** BEGIN Extracted entries **
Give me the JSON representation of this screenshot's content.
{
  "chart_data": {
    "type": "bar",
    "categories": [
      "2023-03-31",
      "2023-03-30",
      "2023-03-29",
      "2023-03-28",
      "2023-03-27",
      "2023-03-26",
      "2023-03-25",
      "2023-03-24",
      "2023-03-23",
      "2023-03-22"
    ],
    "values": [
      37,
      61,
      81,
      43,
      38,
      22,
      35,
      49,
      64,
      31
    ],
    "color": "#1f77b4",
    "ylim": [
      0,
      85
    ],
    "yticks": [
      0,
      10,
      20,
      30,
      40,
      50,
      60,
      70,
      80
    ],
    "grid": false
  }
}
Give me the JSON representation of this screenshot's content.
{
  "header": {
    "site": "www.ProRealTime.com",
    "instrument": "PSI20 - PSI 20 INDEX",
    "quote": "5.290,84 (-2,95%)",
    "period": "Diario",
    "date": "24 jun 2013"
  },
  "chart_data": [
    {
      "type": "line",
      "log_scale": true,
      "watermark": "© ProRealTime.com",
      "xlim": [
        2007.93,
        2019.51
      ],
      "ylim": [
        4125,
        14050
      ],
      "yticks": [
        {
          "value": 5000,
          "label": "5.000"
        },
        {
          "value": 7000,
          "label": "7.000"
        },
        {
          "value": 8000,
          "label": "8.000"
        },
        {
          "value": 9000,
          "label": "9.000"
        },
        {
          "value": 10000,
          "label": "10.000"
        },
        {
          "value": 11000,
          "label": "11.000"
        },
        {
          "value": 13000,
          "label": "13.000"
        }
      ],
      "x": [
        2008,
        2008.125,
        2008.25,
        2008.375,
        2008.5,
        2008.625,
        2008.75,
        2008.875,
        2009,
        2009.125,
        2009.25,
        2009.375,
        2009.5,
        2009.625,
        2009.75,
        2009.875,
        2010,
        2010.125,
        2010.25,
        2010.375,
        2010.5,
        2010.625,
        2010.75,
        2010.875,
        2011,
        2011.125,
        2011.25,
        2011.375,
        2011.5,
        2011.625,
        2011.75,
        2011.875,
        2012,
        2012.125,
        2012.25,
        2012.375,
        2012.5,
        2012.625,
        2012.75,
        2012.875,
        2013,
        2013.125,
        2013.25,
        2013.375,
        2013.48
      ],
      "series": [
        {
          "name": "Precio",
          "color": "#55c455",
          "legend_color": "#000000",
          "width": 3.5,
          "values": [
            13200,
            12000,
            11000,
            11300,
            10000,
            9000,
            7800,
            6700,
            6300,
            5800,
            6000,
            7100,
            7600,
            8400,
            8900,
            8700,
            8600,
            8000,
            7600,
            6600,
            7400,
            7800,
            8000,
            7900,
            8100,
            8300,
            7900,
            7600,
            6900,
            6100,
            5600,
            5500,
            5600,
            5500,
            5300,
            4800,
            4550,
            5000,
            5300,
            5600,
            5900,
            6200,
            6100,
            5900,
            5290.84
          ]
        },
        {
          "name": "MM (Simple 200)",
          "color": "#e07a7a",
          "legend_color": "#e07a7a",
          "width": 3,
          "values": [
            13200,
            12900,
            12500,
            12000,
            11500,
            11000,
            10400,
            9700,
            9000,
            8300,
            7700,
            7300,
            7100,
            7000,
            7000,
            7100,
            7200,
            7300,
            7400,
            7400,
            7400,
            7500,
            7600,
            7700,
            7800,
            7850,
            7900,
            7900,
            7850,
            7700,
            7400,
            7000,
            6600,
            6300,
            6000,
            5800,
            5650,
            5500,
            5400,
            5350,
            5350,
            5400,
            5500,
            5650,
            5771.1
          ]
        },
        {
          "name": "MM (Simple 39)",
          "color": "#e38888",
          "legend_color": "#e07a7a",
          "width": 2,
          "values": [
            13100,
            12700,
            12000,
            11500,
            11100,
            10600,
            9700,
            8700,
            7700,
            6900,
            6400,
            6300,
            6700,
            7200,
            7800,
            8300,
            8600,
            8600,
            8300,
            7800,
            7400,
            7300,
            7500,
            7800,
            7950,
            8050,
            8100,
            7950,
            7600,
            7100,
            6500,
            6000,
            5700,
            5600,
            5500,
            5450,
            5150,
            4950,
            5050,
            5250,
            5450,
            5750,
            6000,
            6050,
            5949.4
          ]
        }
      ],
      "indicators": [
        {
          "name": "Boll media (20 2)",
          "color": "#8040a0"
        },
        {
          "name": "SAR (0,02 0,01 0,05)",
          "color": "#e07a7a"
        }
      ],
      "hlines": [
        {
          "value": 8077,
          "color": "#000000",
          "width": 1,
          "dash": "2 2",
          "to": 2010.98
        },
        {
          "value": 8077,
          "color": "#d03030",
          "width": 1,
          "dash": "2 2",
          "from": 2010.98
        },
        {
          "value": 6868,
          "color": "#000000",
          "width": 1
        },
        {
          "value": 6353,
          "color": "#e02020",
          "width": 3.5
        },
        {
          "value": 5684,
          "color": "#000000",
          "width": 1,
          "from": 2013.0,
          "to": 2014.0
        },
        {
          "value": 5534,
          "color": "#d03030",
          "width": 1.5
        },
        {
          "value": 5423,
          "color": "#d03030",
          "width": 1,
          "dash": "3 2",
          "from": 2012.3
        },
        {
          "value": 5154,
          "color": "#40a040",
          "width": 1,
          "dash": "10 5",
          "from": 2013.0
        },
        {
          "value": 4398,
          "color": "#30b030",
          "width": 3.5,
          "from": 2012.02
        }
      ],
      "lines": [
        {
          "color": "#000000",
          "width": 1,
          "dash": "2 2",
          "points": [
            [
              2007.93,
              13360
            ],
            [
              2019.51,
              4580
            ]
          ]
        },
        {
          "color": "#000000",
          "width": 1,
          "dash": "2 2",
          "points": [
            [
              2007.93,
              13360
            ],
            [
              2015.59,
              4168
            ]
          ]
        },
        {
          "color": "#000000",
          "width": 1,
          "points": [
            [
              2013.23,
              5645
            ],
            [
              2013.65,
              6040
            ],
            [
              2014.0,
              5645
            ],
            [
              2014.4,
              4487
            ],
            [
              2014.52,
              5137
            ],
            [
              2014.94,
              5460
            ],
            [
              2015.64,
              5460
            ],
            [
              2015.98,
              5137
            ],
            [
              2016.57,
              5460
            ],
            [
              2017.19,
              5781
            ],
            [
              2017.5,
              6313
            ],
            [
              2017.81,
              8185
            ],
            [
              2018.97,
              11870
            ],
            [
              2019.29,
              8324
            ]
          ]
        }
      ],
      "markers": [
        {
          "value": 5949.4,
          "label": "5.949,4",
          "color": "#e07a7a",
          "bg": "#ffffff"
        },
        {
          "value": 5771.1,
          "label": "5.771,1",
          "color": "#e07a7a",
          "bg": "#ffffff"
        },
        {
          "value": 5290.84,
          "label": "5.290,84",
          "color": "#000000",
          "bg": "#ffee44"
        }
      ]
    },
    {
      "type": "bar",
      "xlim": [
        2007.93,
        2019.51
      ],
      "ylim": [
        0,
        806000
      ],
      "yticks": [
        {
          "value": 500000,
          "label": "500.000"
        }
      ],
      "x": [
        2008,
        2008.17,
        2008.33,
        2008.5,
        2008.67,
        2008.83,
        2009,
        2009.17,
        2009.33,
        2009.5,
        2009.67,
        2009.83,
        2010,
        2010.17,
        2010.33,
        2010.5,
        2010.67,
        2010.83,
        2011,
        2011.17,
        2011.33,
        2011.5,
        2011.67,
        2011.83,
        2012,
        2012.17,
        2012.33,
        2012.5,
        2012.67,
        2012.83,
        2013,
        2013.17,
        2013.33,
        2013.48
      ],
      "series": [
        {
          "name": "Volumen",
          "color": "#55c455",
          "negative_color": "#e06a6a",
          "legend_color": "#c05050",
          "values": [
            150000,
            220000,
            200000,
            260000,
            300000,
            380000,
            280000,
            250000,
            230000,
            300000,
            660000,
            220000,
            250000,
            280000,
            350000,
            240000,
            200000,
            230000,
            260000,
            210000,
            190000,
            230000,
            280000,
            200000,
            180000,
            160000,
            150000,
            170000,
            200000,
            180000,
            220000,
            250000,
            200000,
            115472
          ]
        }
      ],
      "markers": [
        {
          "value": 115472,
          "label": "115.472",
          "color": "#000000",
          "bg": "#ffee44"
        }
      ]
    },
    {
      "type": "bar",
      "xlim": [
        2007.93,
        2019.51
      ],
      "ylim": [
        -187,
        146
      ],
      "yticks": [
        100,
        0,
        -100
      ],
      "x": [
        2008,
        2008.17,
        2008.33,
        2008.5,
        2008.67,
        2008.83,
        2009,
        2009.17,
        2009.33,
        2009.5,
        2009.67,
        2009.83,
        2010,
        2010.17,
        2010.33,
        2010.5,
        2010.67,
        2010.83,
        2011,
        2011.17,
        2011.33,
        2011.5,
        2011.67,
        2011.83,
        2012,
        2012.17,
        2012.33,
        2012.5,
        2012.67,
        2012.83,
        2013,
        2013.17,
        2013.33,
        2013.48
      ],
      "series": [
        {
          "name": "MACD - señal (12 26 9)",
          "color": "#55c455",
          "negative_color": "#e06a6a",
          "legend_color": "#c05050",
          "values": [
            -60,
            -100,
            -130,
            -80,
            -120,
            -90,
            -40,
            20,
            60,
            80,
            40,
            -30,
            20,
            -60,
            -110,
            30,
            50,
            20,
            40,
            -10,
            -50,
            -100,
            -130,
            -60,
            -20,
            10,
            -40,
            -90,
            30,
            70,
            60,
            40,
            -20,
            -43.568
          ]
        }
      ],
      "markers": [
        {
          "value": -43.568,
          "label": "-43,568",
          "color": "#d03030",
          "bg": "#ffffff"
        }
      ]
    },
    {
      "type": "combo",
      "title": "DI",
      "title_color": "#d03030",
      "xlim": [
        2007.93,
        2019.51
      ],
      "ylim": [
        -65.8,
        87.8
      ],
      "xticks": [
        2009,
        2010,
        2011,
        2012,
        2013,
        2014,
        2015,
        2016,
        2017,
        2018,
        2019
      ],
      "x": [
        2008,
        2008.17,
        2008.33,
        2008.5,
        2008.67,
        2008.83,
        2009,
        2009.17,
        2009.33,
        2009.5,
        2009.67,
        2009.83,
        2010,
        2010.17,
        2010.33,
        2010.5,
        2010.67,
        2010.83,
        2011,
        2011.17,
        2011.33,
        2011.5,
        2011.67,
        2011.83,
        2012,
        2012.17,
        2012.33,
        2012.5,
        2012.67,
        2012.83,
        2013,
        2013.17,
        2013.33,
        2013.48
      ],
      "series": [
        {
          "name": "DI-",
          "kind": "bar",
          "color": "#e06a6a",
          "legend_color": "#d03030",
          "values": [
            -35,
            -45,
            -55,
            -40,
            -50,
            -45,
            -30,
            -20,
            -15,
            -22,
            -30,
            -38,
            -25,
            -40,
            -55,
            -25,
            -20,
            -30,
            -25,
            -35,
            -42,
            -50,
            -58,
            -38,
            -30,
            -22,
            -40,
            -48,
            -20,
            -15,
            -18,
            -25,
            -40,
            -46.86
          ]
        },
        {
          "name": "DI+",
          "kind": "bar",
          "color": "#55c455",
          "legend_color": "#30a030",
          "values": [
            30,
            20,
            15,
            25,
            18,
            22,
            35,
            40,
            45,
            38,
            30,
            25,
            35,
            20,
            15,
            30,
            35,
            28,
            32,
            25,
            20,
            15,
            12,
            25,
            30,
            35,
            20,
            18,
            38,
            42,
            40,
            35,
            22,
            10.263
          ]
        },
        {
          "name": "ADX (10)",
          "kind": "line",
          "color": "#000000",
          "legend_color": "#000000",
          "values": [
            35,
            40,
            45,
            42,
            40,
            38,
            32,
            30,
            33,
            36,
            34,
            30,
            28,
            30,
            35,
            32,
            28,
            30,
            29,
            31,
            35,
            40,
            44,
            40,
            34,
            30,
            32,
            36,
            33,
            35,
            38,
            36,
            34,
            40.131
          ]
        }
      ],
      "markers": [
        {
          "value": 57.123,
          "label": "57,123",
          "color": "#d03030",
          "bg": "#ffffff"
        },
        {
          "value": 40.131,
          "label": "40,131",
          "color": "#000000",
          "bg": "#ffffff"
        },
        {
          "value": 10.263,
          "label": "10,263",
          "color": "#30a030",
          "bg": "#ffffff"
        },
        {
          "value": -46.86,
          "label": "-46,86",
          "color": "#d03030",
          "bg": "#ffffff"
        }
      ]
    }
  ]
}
** END Extracted entries **
Copy every line that contains the string "type".

    "type": "bar",
      "type": "line",
      "type": "bar",
      "type": "bar",
      "type": "combo",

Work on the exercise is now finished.